Written exercise.
Your answer should be a single number: the count of lines holding the word "this".

(Stored data entries)
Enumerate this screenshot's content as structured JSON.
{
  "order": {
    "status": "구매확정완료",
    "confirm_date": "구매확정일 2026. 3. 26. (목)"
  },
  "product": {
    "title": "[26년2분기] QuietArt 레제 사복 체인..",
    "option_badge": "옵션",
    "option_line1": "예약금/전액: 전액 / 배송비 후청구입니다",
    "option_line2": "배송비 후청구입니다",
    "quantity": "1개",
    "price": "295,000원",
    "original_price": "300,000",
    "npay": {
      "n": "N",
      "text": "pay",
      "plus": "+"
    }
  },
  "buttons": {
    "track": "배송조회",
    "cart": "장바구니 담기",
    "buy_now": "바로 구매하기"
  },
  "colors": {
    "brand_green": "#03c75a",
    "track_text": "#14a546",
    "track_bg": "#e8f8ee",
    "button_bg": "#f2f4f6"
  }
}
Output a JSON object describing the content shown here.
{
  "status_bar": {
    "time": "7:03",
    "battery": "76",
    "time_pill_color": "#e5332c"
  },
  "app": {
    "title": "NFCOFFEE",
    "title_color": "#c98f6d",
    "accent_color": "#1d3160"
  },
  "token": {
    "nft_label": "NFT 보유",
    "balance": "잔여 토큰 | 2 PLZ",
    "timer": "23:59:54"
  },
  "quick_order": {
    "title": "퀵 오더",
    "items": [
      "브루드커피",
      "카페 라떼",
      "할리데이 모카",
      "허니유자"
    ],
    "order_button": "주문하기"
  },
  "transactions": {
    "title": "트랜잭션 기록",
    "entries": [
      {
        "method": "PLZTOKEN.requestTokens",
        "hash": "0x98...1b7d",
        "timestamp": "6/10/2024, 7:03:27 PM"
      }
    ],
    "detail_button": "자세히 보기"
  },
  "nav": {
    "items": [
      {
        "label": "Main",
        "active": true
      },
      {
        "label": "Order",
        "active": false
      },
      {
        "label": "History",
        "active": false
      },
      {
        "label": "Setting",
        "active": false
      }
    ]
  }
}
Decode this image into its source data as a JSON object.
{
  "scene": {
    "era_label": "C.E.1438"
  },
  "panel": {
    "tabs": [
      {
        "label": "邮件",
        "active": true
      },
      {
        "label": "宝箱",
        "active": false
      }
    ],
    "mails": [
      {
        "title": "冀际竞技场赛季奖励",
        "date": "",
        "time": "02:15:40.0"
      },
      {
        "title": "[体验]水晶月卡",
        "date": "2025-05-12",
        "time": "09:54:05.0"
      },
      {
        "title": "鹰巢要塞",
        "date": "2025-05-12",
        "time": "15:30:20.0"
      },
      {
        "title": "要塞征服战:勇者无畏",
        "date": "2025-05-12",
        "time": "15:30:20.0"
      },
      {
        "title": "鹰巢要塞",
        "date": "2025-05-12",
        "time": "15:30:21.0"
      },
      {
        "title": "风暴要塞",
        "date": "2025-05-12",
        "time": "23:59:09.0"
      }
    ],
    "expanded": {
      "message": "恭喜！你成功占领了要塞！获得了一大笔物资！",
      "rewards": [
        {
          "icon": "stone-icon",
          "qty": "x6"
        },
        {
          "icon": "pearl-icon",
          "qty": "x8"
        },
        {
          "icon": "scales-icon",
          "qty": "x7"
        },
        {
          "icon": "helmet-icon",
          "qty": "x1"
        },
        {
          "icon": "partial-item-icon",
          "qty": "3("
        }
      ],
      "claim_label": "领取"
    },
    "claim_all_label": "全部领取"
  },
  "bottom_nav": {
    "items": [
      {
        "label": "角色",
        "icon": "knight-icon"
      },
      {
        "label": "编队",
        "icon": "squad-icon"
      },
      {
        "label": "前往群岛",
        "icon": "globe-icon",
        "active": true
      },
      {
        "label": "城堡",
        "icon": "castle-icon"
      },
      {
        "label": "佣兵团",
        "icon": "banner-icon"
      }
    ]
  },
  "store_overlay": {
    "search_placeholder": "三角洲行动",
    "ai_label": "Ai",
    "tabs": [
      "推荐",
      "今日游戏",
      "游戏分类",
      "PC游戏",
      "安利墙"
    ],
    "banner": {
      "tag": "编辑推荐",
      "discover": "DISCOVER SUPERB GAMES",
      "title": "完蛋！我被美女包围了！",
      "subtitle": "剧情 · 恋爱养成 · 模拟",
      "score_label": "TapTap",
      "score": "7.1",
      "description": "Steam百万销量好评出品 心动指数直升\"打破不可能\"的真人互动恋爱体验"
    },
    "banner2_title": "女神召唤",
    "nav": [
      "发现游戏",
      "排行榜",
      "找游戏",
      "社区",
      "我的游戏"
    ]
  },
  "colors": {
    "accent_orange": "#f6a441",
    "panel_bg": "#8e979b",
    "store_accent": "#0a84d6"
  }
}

Answer to the exercise.
2